━━ GIVEN INFORMATION

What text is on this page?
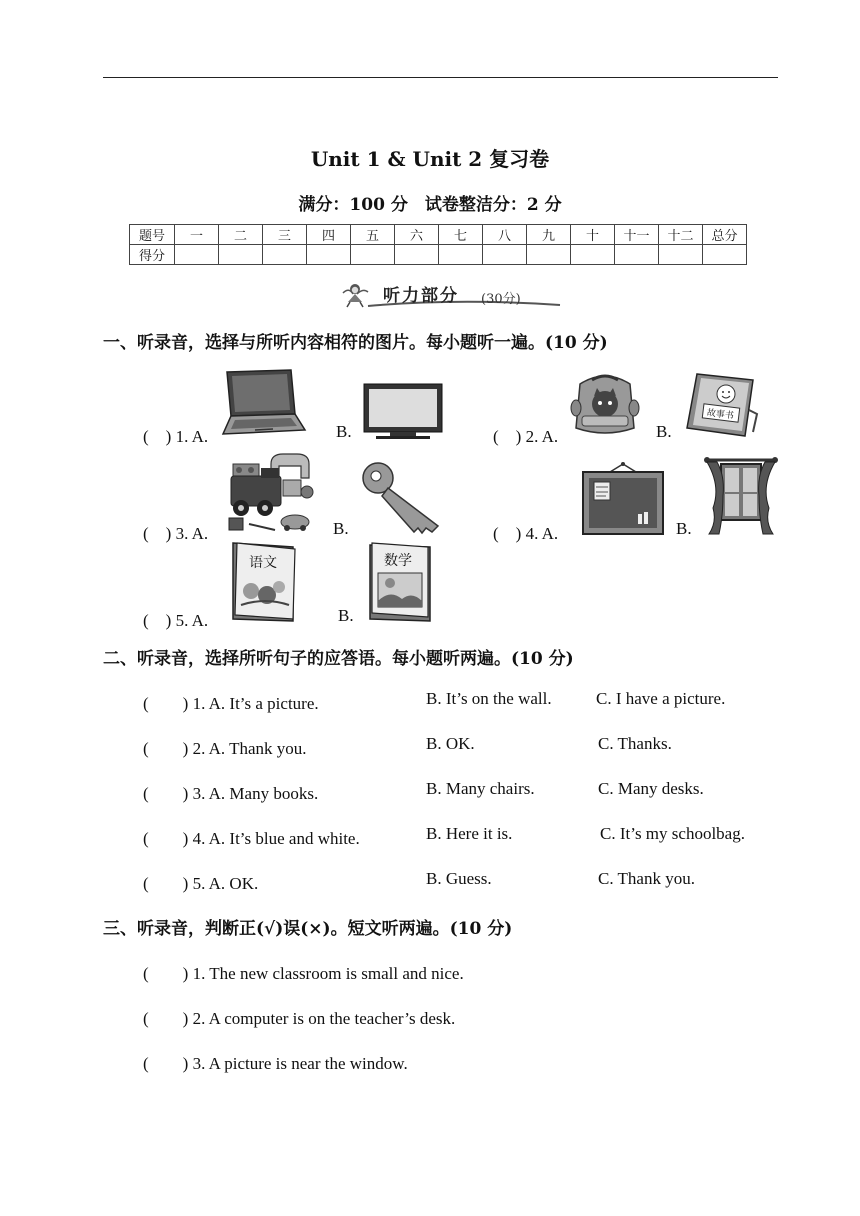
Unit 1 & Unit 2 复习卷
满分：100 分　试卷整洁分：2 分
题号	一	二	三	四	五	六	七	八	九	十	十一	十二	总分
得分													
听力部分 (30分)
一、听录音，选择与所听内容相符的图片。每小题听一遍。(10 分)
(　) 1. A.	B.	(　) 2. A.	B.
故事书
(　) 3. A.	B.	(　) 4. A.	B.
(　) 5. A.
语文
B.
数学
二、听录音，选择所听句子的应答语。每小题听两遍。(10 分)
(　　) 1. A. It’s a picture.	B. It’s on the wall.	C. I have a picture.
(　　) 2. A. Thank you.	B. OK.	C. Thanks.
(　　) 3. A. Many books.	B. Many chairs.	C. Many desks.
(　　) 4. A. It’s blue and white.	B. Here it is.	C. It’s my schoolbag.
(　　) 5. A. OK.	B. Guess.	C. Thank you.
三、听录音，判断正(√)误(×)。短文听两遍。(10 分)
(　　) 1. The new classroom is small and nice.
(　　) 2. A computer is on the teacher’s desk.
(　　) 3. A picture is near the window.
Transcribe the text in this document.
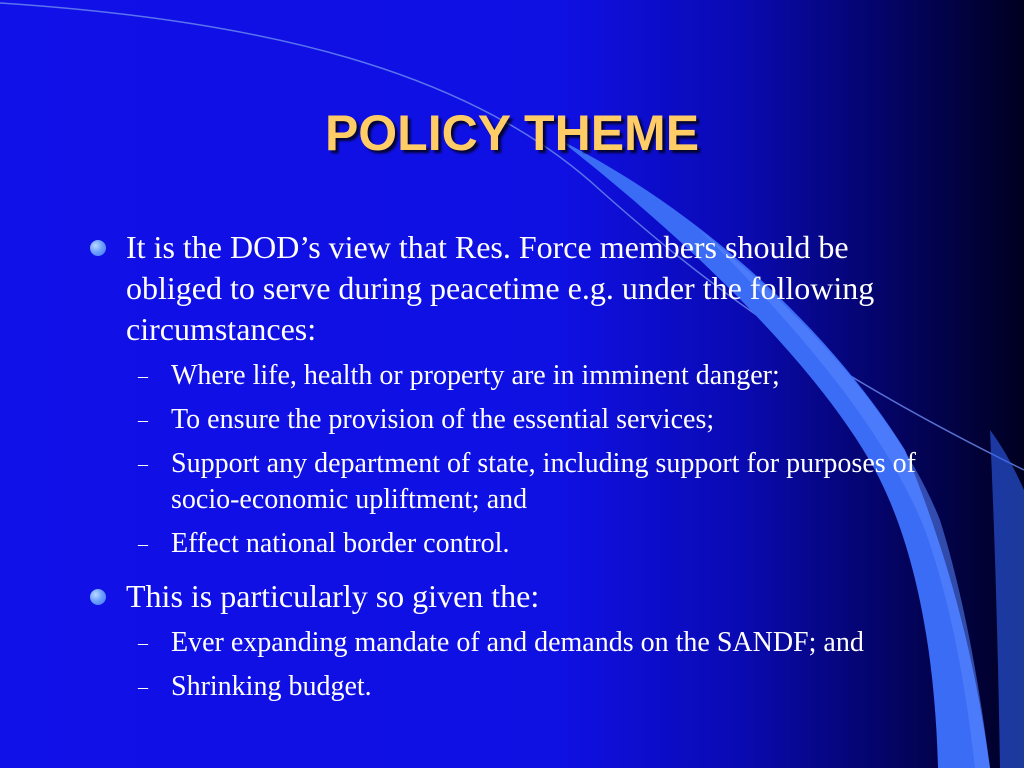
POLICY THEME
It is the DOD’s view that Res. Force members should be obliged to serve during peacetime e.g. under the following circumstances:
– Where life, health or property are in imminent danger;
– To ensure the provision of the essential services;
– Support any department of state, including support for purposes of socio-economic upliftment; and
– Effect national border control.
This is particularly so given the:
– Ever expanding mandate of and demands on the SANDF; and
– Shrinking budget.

━━━━

▸ **EXERCISE GOAL**:
Find the word "Thank" and list each line it appears in.

▸ **SOLUTION**:
(　　) 2. A. Thank you.	B. OK.	C. Thanks.
(　　) 5. A. OK.	B. Guess.	C. Thank you.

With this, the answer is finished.